(Problem details): Repeat everything in the material exactly.

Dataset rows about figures
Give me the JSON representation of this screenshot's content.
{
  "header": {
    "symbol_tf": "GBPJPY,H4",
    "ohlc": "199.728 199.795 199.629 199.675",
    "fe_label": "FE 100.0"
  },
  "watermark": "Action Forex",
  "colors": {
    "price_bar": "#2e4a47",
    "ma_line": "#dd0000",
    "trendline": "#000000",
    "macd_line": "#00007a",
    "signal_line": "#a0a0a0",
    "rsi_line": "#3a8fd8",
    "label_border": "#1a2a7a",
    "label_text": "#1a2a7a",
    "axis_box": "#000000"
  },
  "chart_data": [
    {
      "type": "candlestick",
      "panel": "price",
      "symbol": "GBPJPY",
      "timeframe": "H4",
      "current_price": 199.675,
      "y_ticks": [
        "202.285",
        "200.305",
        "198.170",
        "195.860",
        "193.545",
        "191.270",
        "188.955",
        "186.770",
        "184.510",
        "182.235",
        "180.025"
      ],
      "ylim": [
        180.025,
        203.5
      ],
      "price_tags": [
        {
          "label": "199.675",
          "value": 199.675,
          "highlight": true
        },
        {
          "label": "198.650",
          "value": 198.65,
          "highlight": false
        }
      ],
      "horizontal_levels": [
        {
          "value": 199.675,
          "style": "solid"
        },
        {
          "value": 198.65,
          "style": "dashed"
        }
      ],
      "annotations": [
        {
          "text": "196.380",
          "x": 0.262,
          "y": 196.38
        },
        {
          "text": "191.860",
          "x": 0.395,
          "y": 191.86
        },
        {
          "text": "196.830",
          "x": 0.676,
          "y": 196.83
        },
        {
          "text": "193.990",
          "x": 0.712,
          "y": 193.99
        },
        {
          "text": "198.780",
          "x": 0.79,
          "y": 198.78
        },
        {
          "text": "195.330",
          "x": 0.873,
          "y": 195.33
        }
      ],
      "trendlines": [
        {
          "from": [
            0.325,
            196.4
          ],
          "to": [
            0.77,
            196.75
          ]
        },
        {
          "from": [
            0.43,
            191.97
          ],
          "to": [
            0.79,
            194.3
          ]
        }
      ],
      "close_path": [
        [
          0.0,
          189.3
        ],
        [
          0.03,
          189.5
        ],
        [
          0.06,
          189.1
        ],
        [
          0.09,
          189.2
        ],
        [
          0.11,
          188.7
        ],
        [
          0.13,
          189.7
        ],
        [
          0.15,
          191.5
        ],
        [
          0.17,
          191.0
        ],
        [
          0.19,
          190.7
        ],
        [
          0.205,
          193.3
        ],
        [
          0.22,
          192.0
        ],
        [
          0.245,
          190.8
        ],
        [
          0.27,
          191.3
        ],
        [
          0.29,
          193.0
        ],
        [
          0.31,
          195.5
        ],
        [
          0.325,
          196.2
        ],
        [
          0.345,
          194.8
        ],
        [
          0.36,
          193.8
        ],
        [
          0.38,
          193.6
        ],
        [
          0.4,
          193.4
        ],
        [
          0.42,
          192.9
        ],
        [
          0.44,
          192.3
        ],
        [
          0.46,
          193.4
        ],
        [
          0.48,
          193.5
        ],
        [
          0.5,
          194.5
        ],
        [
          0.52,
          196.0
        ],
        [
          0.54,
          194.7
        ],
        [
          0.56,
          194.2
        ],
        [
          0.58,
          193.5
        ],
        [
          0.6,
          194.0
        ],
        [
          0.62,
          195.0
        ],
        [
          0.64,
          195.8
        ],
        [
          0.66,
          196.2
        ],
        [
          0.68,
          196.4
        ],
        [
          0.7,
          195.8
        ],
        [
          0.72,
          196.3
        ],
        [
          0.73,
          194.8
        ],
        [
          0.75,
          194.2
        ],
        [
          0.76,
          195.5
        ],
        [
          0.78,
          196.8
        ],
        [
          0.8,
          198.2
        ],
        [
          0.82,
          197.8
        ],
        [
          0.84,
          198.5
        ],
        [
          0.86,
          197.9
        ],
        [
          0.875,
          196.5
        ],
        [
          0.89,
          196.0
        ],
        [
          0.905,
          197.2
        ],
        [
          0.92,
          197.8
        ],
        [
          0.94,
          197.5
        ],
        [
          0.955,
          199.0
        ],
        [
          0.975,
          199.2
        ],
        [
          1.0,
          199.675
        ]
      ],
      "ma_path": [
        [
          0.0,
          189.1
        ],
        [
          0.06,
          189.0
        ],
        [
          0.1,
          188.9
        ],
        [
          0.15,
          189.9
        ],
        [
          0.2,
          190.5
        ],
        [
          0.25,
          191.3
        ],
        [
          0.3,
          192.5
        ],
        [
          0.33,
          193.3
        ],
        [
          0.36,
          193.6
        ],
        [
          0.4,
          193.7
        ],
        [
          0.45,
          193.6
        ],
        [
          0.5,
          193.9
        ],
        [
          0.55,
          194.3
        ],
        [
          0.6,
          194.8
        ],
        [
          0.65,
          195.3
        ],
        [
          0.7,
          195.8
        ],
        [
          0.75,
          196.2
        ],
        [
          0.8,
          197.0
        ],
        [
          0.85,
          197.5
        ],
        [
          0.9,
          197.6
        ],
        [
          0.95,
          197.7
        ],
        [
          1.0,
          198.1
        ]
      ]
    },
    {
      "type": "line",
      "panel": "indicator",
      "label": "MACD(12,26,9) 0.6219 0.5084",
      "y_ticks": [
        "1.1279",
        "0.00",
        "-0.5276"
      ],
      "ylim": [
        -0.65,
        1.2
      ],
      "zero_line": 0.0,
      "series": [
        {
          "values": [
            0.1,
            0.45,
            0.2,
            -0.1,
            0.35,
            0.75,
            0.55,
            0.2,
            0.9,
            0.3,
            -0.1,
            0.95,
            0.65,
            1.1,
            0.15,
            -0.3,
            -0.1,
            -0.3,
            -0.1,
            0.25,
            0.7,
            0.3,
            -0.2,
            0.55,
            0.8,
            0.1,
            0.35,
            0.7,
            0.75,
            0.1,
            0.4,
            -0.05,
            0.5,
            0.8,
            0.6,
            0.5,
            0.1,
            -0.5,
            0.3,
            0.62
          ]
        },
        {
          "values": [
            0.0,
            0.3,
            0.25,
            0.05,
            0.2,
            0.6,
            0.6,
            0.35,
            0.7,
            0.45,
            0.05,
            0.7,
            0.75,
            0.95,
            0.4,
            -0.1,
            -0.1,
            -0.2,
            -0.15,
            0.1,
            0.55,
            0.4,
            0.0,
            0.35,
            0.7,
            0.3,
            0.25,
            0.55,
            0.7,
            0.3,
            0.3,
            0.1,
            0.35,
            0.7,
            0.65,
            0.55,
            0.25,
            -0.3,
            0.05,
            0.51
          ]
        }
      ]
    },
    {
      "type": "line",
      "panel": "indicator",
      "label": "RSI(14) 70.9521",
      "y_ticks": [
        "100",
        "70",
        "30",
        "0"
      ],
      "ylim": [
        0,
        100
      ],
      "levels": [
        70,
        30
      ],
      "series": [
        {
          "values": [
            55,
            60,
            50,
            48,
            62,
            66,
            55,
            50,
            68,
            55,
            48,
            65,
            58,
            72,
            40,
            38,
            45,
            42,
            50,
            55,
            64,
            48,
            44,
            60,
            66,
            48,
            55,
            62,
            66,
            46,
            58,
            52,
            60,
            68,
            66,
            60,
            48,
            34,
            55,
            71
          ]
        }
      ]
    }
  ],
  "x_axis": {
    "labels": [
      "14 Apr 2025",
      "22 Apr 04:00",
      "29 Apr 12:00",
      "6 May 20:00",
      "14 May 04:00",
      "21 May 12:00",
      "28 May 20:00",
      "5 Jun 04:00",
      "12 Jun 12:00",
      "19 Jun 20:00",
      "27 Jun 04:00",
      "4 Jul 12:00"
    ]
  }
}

(Result):
Give me the JSON representation of this screenshot's content.
{
  "header": {
    "symbol_tf": "GBPJPY,H4",
    "ohlc": "199.728 199.795 199.629 199.675",
    "fe_label": "FE 100.0"
  },
  "watermark": "Action Forex",
  "colors": {
    "price_bar": "#2e4a47",
    "ma_line": "#dd0000",
    "trendline": "#000000",
    "macd_line": "#00007a",
    "signal_line": "#a0a0a0",
    "rsi_line": "#3a8fd8",
    "label_border": "#1a2a7a",
    "label_text": "#1a2a7a",
    "axis_box": "#000000"
  },
  "chart_data": [
    {
      "type": "candlestick",
      "panel": "price",
      "symbol": "GBPJPY",
      "timeframe": "H4",
      "current_price": 199.675,
      "y_ticks": [
        "202.285",
        "200.305",
        "198.170",
        "195.860",
        "193.545",
        "191.270",
        "188.955",
        "186.770",
        "184.510",
        "182.235",
        "180.025"
      ],
      "ylim": [
        180.025,
        203.5
      ],
      "price_tags": [
        {
          "label": "199.675",
          "value": 199.675,
          "highlight": true
        },
        {
          "label": "198.650",
          "value": 198.65,
          "highlight": false
        }
      ],
      "horizontal_levels": [
        {
          "value": 199.675,
          "style": "solid"
        },
        {
          "value": 198.65,
          "style": "dashed"
        }
      ],
      "annotations": [
        {
          "text": "196.380",
          "x": 0.262,
          "y": 196.38
        },
        {
          "text": "191.860",
          "x": 0.395,
          "y": 191.86
        },
        {
          "text": "196.830",
          "x": 0.676,
          "y": 196.83
        },
        {
          "text": "193.990",
          "x": 0.712,
          "y": 193.99
        },
        {
          "text": "198.780",
          "x": 0.79,
          "y": 198.78
        },
        {
          "text": "195.330",
          "x": 0.873,
          "y": 195.33
        }
      ],
      "trendlines": [
        {
          "from": [
            0.325,
            196.4
          ],
          "to": [
            0.77,
            196.75
          ]
        },
        {
          "from": [
            0.43,
            191.97
          ],
          "to": [
            0.79,
            194.3
          ]
        }
      ],
      "close_path": [
        [
          0.0,
          189.3
        ],
        [
          0.03,
          189.5
        ],
        [
          0.06,
          189.1
        ],
        [
          0.09,
          189.2
        ],
        [
          0.11,
          188.7
        ],
        [
          0.13,
          189.7
        ],
        [
          0.15,
          191.5
        ],
        [
          0.17,
          191.0
        ],
        [
          0.19,
          190.7
        ],
        [
          0.205,
          193.3
        ],
        [
          0.22,
          192.0
        ],
        [
          0.245,
          190.8
        ],
        [
          0.27,
          191.3
        ],
        [
          0.29,
          193.0
        ],
        [
          0.31,
          195.5
        ],
        [
          0.325,
          196.2
        ],
        [
          0.345,
          194.8
        ],
        [
          0.36,
          193.8
        ],
        [
          0.38,
          193.6
        ],
        [
          0.4,
          193.4
        ],
        [
          0.42,
          192.9
        ],
        [
          0.44,
          192.3
        ],
        [
          0.46,
          193.4
        ],
        [
          0.48,
          193.5
        ],
        [
          0.5,
          194.5
        ],
        [
          0.52,
          196.0
        ],
        [
          0.54,
          194.7
        ],
        [
          0.56,
          194.2
        ],
        [
          0.58,
          193.5
        ],
        [
          0.6,
          194.0
        ],
        [
          0.62,
          195.0
        ],
        [
          0.64,
          195.8
        ],
        [
          0.66,
          196.2
        ],
        [
          0.68,
          196.4
        ],
        [
          0.7,
          195.8
        ],
        [
          0.72,
          196.3
        ],
        [
          0.73,
          194.8
        ],
        [
          0.75,
          194.2
        ],
        [
          0.76,
          195.5
        ],
        [
          0.78,
          196.8
        ],
        [
          0.8,
          198.2
        ],
        [
          0.82,
          197.8
        ],
        [
          0.84,
          198.5
        ],
        [
          0.86,
          197.9
        ],
        [
          0.875,
          196.5
        ],
        [
          0.89,
          196.0
        ],
        [
          0.905,
          197.2
        ],
        [
          0.92,
          197.8
        ],
        [
          0.94,
          197.5
        ],
        [
          0.955,
          199.0
        ],
        [
          0.975,
          199.2
        ],
        [
          1.0,
          199.675
        ]
      ],
      "ma_path": [
        [
          0.0,
          189.1
        ],
        [
          0.06,
          189.0
        ],
        [
          0.1,
          188.9
        ],
        [
          0.15,
          189.9
        ],
        [
          0.2,
          190.5
        ],
        [
          0.25,
          191.3
        ],
        [
          0.3,
          192.5
        ],
        [
          0.33,
          193.3
        ],
        [
          0.36,
          193.6
        ],
        [
          0.4,
          193.7
        ],
        [
          0.45,
          193.6
        ],
        [
          0.5,
          193.9
        ],
        [
          0.55,
          194.3
        ],
        [
          0.6,
          194.8
        ],
        [
          0.65,
          195.3
        ],
        [
          0.7,
          195.8
        ],
        [
          0.75,
          196.2
        ],
        [
          0.8,
          197.0
        ],
        [
          0.85,
          197.5
        ],
        [
          0.9,
          197.6
        ],
        [
          0.95,
          197.7
        ],
        [
          1.0,
          198.1
        ]
      ]
    },
    {
      "type": "line",
      "panel": "indicator",
      "label": "MACD(12,26,9) 0.6219 0.5084",
      "y_ticks": [
        "1.1279",
        "0.00",
        "-0.5276"
      ],
      "ylim": [
        -0.65,
        1.2
      ],
      "zero_line": 0.0,
      "series": [
        {
          "values": [
            0.1,
            0.45,
            0.2,
            -0.1,
            0.35,
            0.75,
            0.55,
            0.2,
            0.9,
            0.3,
            -0.1,
            0.95,
            0.65,
            1.1,
            0.15,
            -0.3,
            -0.1,
            -0.3,
            -0.1,
            0.25,
            0.7,
            0.3,
            -0.2,
            0.55,
            0.8,
            0.1,
            0.35,
            0.7,
            0.75,
            0.1,
            0.4,
            -0.05,
            0.5,
            0.8,
            0.6,
            0.5,
            0.1,
            -0.5,
            0.3,
            0.62
          ]
        },
        {
          "values": [
            0.0,
            0.3,
            0.25,
            0.05,
            0.2,
            0.6,
            0.6,
            0.35,
            0.7,
            0.45,
            0.05,
            0.7,
            0.75,
            0.95,
            0.4,
            -0.1,
            -0.1,
            -0.2,
            -0.15,
            0.1,
            0.55,
            0.4,
            0.0,
            0.35,
            0.7,
            0.3,
            0.25,
            0.55,
            0.7,
            0.3,
            0.3,
            0.1,
            0.35,
            0.7,
            0.65,
            0.55,
            0.25,
            -0.3,
            0.05,
            0.51
          ]
        }
      ]
    },
    {
      "type": "line",
      "panel": "indicator",
      "label": "RSI(14) 70.9521",
      "y_ticks": [
        "100",
        "70",
        "30",
        "0"
      ],
      "ylim": [
        0,
        100
      ],
      "levels": [
        70,
        30
      ],
      "series": [
        {
          "values": [
            55,
            60,
            50,
            48,
            62,
            66,
            55,
            50,
            68,
            55,
            48,
            65,
            58,
            72,
            40,
            38,
            45,
            42,
            50,
            55,
            64,
            48,
            44,
            60,
            66,
            48,
            55,
            62,
            66,
            46,
            58,
            52,
            60,
            68,
            66,
            60,
            48,
            34,
            55,
            71
          ]
        }
      ]
    }
  ],
  "x_axis": {
    "labels": [
      "14 Apr 2025",
      "22 Apr 04:00",
      "29 Apr 12:00",
      "6 May 20:00",
      "14 May 04:00",
      "21 May 12:00",
      "28 May 20:00",
      "5 Jun 04:00",
      "12 Jun 12:00",
      "19 Jun 20:00",
      "27 Jun 04:00",
      "4 Jul 12:00"
    ]
  }
}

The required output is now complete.